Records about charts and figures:
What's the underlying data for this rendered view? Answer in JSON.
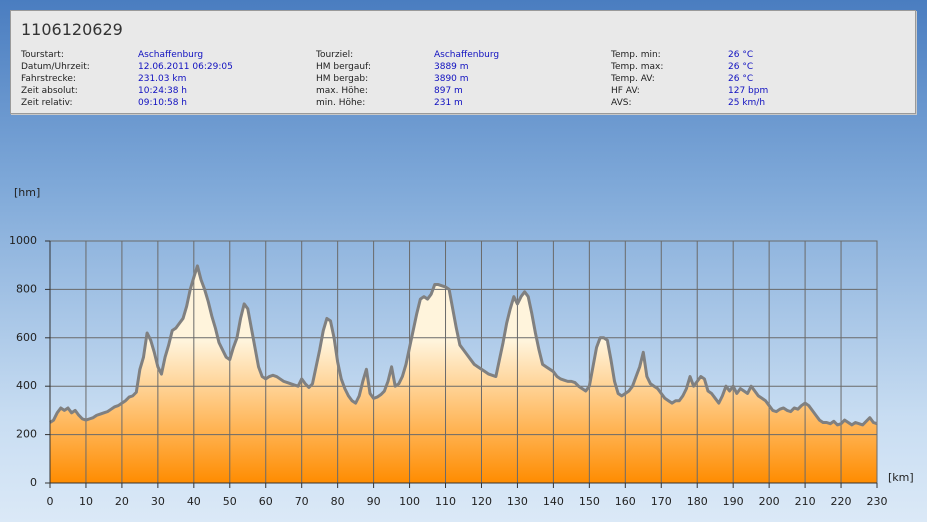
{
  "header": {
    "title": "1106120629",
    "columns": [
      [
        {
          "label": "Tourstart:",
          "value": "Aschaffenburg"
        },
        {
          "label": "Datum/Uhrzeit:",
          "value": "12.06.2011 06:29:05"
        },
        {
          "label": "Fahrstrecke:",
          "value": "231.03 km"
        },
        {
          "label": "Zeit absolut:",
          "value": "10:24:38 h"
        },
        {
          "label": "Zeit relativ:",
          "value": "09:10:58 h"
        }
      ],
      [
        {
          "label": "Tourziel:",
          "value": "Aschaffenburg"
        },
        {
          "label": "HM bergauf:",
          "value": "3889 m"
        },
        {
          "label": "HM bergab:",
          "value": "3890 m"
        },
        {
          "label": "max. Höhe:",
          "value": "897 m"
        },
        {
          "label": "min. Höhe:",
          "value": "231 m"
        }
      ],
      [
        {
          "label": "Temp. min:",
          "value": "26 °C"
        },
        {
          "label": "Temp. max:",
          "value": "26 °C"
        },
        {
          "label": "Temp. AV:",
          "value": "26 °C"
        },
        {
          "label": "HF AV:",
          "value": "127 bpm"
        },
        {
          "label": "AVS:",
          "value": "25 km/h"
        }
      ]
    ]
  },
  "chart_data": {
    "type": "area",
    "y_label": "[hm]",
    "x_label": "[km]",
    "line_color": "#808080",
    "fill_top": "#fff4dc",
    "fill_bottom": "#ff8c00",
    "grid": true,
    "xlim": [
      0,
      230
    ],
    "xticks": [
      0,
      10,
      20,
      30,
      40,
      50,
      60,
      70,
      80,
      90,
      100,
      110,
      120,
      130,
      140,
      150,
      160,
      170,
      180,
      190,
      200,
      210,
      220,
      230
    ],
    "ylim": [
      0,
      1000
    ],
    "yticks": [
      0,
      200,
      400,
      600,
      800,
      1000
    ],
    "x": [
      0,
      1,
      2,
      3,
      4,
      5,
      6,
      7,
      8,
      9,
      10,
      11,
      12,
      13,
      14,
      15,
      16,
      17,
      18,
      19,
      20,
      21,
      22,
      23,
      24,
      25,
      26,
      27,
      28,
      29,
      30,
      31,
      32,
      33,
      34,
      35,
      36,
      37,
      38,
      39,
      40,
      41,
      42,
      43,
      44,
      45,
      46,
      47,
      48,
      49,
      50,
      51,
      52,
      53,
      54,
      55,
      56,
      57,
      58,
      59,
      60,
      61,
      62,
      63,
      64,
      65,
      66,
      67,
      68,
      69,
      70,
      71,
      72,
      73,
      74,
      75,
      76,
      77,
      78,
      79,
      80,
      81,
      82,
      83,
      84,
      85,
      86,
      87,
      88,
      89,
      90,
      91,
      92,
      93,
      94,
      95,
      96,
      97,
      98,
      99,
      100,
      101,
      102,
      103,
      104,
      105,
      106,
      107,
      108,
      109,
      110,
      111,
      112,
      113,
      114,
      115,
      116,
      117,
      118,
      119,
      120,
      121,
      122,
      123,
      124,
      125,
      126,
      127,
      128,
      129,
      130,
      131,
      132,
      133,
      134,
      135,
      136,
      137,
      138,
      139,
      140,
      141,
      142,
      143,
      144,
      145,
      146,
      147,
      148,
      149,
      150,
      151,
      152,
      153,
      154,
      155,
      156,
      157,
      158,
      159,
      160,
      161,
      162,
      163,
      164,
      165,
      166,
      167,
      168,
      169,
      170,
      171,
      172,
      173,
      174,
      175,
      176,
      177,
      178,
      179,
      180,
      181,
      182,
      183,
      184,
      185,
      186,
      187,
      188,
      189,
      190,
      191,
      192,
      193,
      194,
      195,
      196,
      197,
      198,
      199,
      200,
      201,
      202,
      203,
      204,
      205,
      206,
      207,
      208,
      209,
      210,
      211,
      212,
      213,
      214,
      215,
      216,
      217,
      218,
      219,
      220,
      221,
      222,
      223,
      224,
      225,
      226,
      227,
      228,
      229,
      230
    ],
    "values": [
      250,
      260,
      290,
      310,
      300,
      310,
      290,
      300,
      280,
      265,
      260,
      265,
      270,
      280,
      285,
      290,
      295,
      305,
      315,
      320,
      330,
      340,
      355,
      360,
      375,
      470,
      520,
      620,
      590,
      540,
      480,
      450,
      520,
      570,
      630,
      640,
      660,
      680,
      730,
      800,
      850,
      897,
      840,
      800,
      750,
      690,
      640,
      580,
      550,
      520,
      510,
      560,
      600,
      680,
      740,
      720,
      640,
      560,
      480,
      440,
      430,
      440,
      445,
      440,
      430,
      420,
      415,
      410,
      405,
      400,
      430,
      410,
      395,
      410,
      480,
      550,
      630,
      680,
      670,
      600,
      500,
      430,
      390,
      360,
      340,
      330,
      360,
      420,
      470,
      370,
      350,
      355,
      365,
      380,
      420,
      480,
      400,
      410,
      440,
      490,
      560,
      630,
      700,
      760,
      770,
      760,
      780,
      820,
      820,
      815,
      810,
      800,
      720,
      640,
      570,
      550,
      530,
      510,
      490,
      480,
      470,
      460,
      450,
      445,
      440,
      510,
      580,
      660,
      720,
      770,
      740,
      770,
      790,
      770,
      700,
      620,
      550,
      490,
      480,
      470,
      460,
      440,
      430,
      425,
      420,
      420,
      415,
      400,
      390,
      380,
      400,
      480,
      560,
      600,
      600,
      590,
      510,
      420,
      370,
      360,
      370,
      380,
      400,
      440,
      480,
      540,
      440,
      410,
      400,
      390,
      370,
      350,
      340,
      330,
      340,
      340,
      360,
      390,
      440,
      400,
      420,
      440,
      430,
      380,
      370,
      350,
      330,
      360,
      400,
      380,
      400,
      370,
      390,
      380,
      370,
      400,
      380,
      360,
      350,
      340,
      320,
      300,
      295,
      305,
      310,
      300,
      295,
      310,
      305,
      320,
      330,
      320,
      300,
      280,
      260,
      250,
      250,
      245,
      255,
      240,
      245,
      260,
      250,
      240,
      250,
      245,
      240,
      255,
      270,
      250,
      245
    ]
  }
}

● EXERCISE REQUIREMENTS
Without including any pictures, print each record exactly.

● RESULT OF THIS EXERCISE
What's the underlying data for this rendered view? Answer in JSON.
{
  "header": {
    "title": "1106120629",
    "columns": [
      [
        {
          "label": "Tourstart:",
          "value": "Aschaffenburg"
        },
        {
          "label": "Datum/Uhrzeit:",
          "value": "12.06.2011 06:29:05"
        },
        {
          "label": "Fahrstrecke:",
          "value": "231.03 km"
        },
        {
          "label": "Zeit absolut:",
          "value": "10:24:38 h"
        },
        {
          "label": "Zeit relativ:",
          "value": "09:10:58 h"
        }
      ],
      [
        {
          "label": "Tourziel:",
          "value": "Aschaffenburg"
        },
        {
          "label": "HM bergauf:",
          "value": "3889 m"
        },
        {
          "label": "HM bergab:",
          "value": "3890 m"
        },
        {
          "label": "max. Höhe:",
          "value": "897 m"
        },
        {
          "label": "min. Höhe:",
          "value": "231 m"
        }
      ],
      [
        {
          "label": "Temp. min:",
          "value": "26 °C"
        },
        {
          "label": "Temp. max:",
          "value": "26 °C"
        },
        {
          "label": "Temp. AV:",
          "value": "26 °C"
        },
        {
          "label": "HF AV:",
          "value": "127 bpm"
        },
        {
          "label": "AVS:",
          "value": "25 km/h"
        }
      ]
    ]
  },
  "chart_data": {
    "type": "area",
    "y_label": "[hm]",
    "x_label": "[km]",
    "line_color": "#808080",
    "fill_top": "#fff4dc",
    "fill_bottom": "#ff8c00",
    "grid": true,
    "xlim": [
      0,
      230
    ],
    "xticks": [
      0,
      10,
      20,
      30,
      40,
      50,
      60,
      70,
      80,
      90,
      100,
      110,
      120,
      130,
      140,
      150,
      160,
      170,
      180,
      190,
      200,
      210,
      220,
      230
    ],
    "ylim": [
      0,
      1000
    ],
    "yticks": [
      0,
      200,
      400,
      600,
      800,
      1000
    ],
    "x": [
      0,
      1,
      2,
      3,
      4,
      5,
      6,
      7,
      8,
      9,
      10,
      11,
      12,
      13,
      14,
      15,
      16,
      17,
      18,
      19,
      20,
      21,
      22,
      23,
      24,
      25,
      26,
      27,
      28,
      29,
      30,
      31,
      32,
      33,
      34,
      35,
      36,
      37,
      38,
      39,
      40,
      41,
      42,
      43,
      44,
      45,
      46,
      47,
      48,
      49,
      50,
      51,
      52,
      53,
      54,
      55,
      56,
      57,
      58,
      59,
      60,
      61,
      62,
      63,
      64,
      65,
      66,
      67,
      68,
      69,
      70,
      71,
      72,
      73,
      74,
      75,
      76,
      77,
      78,
      79,
      80,
      81,
      82,
      83,
      84,
      85,
      86,
      87,
      88,
      89,
      90,
      91,
      92,
      93,
      94,
      95,
      96,
      97,
      98,
      99,
      100,
      101,
      102,
      103,
      104,
      105,
      106,
      107,
      108,
      109,
      110,
      111,
      112,
      113,
      114,
      115,
      116,
      117,
      118,
      119,
      120,
      121,
      122,
      123,
      124,
      125,
      126,
      127,
      128,
      129,
      130,
      131,
      132,
      133,
      134,
      135,
      136,
      137,
      138,
      139,
      140,
      141,
      142,
      143,
      144,
      145,
      146,
      147,
      148,
      149,
      150,
      151,
      152,
      153,
      154,
      155,
      156,
      157,
      158,
      159,
      160,
      161,
      162,
      163,
      164,
      165,
      166,
      167,
      168,
      169,
      170,
      171,
      172,
      173,
      174,
      175,
      176,
      177,
      178,
      179,
      180,
      181,
      182,
      183,
      184,
      185,
      186,
      187,
      188,
      189,
      190,
      191,
      192,
      193,
      194,
      195,
      196,
      197,
      198,
      199,
      200,
      201,
      202,
      203,
      204,
      205,
      206,
      207,
      208,
      209,
      210,
      211,
      212,
      213,
      214,
      215,
      216,
      217,
      218,
      219,
      220,
      221,
      222,
      223,
      224,
      225,
      226,
      227,
      228,
      229,
      230
    ],
    "values": [
      250,
      260,
      290,
      310,
      300,
      310,
      290,
      300,
      280,
      265,
      260,
      265,
      270,
      280,
      285,
      290,
      295,
      305,
      315,
      320,
      330,
      340,
      355,
      360,
      375,
      470,
      520,
      620,
      590,
      540,
      480,
      450,
      520,
      570,
      630,
      640,
      660,
      680,
      730,
      800,
      850,
      897,
      840,
      800,
      750,
      690,
      640,
      580,
      550,
      520,
      510,
      560,
      600,
      680,
      740,
      720,
      640,
      560,
      480,
      440,
      430,
      440,
      445,
      440,
      430,
      420,
      415,
      410,
      405,
      400,
      430,
      410,
      395,
      410,
      480,
      550,
      630,
      680,
      670,
      600,
      500,
      430,
      390,
      360,
      340,
      330,
      360,
      420,
      470,
      370,
      350,
      355,
      365,
      380,
      420,
      480,
      400,
      410,
      440,
      490,
      560,
      630,
      700,
      760,
      770,
      760,
      780,
      820,
      820,
      815,
      810,
      800,
      720,
      640,
      570,
      550,
      530,
      510,
      490,
      480,
      470,
      460,
      450,
      445,
      440,
      510,
      580,
      660,
      720,
      770,
      740,
      770,
      790,
      770,
      700,
      620,
      550,
      490,
      480,
      470,
      460,
      440,
      430,
      425,
      420,
      420,
      415,
      400,
      390,
      380,
      400,
      480,
      560,
      600,
      600,
      590,
      510,
      420,
      370,
      360,
      370,
      380,
      400,
      440,
      480,
      540,
      440,
      410,
      400,
      390,
      370,
      350,
      340,
      330,
      340,
      340,
      360,
      390,
      440,
      400,
      420,
      440,
      430,
      380,
      370,
      350,
      330,
      360,
      400,
      380,
      400,
      370,
      390,
      380,
      370,
      400,
      380,
      360,
      350,
      340,
      320,
      300,
      295,
      305,
      310,
      300,
      295,
      310,
      305,
      320,
      330,
      320,
      300,
      280,
      260,
      250,
      250,
      245,
      255,
      240,
      245,
      260,
      250,
      240,
      250,
      245,
      240,
      255,
      270,
      250,
      245
    ]
  }
}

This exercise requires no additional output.